> Data shown:
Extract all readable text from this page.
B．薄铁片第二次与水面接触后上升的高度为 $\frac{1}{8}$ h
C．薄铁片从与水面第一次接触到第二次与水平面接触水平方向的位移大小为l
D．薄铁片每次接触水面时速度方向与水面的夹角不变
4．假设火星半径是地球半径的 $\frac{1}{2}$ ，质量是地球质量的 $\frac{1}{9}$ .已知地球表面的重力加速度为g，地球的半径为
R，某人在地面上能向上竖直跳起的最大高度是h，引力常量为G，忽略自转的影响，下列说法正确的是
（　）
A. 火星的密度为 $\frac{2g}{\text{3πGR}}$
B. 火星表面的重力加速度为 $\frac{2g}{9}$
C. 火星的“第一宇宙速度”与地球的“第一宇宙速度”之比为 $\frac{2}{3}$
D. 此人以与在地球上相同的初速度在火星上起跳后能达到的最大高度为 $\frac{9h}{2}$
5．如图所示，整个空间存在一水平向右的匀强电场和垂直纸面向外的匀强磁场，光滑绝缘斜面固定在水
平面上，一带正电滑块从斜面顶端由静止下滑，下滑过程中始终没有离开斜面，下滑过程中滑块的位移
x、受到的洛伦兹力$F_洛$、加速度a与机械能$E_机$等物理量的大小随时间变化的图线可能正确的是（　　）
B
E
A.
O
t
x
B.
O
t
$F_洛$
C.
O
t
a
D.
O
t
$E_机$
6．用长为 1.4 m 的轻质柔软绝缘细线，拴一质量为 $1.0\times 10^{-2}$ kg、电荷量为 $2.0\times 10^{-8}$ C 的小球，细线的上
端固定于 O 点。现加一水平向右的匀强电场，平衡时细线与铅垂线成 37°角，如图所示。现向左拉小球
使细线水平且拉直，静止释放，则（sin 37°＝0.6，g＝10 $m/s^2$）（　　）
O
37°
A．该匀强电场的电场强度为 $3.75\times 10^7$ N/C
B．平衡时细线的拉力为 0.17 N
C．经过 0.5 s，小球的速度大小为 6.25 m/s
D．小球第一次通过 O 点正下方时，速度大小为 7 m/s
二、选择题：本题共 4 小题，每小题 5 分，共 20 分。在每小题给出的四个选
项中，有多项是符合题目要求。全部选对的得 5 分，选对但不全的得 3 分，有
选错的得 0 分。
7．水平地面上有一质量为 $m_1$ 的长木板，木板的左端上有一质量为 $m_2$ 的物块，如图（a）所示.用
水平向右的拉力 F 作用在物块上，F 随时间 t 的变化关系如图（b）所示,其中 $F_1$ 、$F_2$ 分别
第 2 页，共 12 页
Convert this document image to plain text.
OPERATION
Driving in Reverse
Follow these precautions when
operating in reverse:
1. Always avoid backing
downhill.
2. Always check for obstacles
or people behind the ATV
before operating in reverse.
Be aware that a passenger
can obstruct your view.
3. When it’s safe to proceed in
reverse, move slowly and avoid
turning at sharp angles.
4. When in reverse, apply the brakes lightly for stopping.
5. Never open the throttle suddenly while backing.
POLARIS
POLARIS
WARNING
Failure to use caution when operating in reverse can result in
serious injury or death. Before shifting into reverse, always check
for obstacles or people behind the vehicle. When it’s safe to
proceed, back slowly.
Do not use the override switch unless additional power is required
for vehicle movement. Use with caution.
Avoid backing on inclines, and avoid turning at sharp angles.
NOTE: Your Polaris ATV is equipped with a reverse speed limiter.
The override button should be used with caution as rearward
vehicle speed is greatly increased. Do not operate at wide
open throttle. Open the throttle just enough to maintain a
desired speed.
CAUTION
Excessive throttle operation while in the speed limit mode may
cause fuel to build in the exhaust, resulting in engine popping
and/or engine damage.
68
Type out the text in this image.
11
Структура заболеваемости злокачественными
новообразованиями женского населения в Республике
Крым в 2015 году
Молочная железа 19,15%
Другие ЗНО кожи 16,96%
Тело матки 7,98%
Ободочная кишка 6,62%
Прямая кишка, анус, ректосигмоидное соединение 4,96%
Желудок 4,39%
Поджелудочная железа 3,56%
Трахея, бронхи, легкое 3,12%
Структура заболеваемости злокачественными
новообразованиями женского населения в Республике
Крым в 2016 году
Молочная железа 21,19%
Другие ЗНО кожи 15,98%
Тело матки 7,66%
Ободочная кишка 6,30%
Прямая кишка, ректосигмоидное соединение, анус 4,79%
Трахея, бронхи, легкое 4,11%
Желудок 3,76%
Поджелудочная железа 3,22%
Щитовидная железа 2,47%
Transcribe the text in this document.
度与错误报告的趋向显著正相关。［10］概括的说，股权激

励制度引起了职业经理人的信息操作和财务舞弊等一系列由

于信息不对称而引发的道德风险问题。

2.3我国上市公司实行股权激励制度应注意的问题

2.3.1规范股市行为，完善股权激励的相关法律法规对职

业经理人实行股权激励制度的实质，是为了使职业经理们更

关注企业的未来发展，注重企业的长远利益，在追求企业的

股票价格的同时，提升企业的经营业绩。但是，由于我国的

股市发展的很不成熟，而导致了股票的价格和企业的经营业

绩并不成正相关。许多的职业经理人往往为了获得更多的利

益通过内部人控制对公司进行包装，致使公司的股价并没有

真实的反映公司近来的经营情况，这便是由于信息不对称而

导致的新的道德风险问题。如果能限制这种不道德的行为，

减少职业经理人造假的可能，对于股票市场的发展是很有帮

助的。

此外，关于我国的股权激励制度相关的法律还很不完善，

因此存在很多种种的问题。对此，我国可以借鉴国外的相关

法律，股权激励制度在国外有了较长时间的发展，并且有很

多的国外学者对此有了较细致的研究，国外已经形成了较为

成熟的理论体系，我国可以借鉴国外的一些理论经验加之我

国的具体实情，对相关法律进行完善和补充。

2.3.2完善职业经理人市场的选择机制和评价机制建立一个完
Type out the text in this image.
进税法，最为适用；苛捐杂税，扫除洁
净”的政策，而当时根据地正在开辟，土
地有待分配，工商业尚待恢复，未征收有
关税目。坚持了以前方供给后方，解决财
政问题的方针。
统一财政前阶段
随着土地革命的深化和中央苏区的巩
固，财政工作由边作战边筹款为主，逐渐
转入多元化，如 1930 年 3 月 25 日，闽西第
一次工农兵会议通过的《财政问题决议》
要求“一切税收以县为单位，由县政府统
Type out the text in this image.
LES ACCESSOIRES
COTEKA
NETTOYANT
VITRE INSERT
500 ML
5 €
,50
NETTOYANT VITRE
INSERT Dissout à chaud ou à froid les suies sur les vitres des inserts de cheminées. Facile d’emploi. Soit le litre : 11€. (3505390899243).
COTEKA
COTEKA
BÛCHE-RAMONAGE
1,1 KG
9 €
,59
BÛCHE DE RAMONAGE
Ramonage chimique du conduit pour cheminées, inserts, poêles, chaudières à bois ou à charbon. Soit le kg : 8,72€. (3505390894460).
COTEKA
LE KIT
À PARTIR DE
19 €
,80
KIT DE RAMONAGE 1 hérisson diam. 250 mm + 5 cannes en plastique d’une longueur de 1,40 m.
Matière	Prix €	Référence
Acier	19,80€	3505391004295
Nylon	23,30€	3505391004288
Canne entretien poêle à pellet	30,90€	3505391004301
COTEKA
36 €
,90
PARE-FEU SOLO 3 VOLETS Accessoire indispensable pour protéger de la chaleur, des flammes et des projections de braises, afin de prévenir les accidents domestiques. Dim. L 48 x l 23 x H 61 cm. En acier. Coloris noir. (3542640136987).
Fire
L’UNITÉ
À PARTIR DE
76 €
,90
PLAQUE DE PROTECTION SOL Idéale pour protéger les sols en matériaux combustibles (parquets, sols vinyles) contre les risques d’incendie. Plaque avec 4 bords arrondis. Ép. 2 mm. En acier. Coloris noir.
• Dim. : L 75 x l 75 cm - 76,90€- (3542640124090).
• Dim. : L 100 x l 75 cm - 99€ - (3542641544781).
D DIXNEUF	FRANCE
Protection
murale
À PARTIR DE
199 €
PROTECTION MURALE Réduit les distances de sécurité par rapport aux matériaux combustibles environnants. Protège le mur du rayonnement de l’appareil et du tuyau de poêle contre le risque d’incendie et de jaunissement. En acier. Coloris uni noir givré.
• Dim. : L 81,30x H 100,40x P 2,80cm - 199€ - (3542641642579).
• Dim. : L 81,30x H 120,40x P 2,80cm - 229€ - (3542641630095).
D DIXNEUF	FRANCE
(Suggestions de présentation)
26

> Task instructions:
Reproduce every line of the listing above in which the string "sharp" appears.

> Result of this exercise:
turning at sharp angles.
Avoid backing on inclines, and avoid turning at sharp angles.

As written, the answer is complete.